> What the task requires: Find the lines with "деятельности" in them and copy them out.
↓
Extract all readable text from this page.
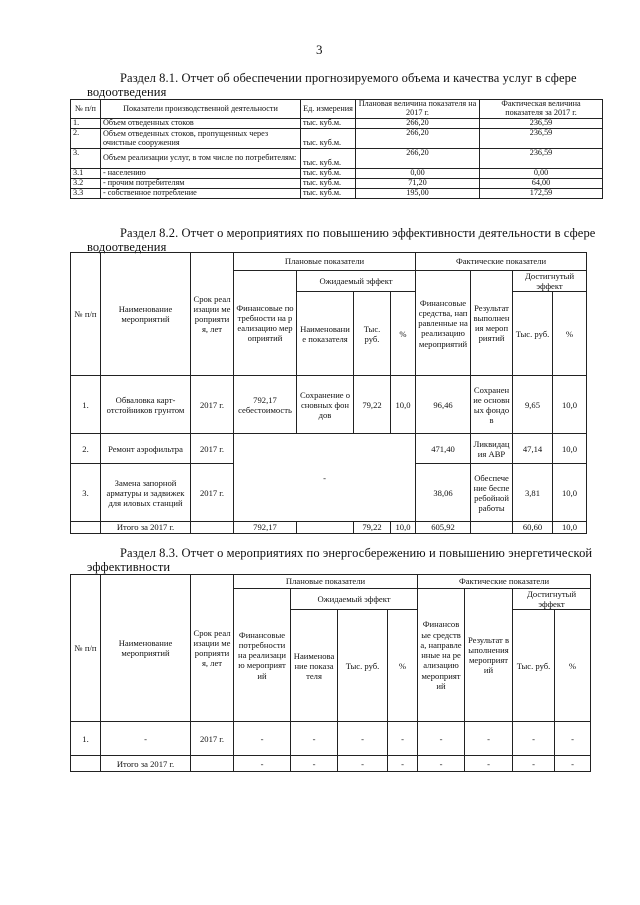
3
Раздел 8.1. Отчет об обеспечении прогнозируемого объема и качества услуг в сфере
водоотведения
№ п/п	Показатели производственной деятельности	Ед. измерения	Плановая величина показателя на 2017 г.	Фактическая величина показателя за 2017 г.
1.	Объем отведенных стоков	тыс. куб.м.	266,20	236,59
2.	Объем отведенных стоков, пропущенных через очистные сооружения	тыс. куб.м.	266,20	236,59
3.	Объем реализации услуг, в том числе по потребителям:	тыс. куб.м.	266,20	236,59
3.1	- населению	тыс. куб.м.	0,00	0,00
3.2	- прочим потребителям	тыс. куб.м.	71,20	64,00
3.3	- собственное потребление	тыс. куб.м.	195,00	172,59
Раздел 8.2. Отчет о мероприятиях по повышению эффективности деятельности в сфере
водоотведения
№ п/п	Наименование мероприятий	Срок реализации мероприятия, лет	Плановые показатели				Фактические показатели			
			Финансовые потребности на реализацию мероприятий	Ожидаемый эффект			Финансовые средства, направленные на реализацию мероприятий	Результат выполнения мероприятий	Достигнутый эффект	
				Наименование показателя	Тыс. руб.	%			Тыс. руб.	%
1.	Обваловка карт-отстойников грунтом	2017 г.	792,17 себестоимость	Сохранение основных фондов	79,22	10,0	96,46	Сохранение основных фондов	9,65	10,0
2.	Ремонт аэрофильтра	2017 г.	-				471,40	Ликвидация АВР	47,14	10,0
3.	Замена запорной арматуры и задвижек для иловых станций	2017 г.					38,06	Обеспечение бесперебойной работы	3,81	10,0
	Итого за 2017 г.		792,17		79,22	10,0	605,92		60,60	10,0
Раздел 8.3. Отчет о мероприятиях по энергосбережению и повышению энергетической
эффективности
№ п/п	Наименование мероприятий	Срок реализации мероприятия, лет	Плановые показатели				Фактические показатели			
			Финансовые потребности на реализацию мероприятий	Ожидаемый эффект			Финансовые средства, направленные на реализацию мероприятий	Результат выполнения мероприятий	Достигнутый эффект	
				Наименование показателя	Тыс. руб.	%			Тыс. руб.	%
1.	-	2017 г.	-	-	-	-	-	-	-	-
	Итого за 2017 г.		-	-	-	-	-	-	-	-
↑
> Exercise answer:
№ п/п	Показатели производственной деятельности	Ед. измерения	Плановая величина показателя на 2017 г.	Фактическая величина показателя за 2017 г.
Раздел 8.2. Отчет о мероприятиях по повышению эффективности деятельности в сфере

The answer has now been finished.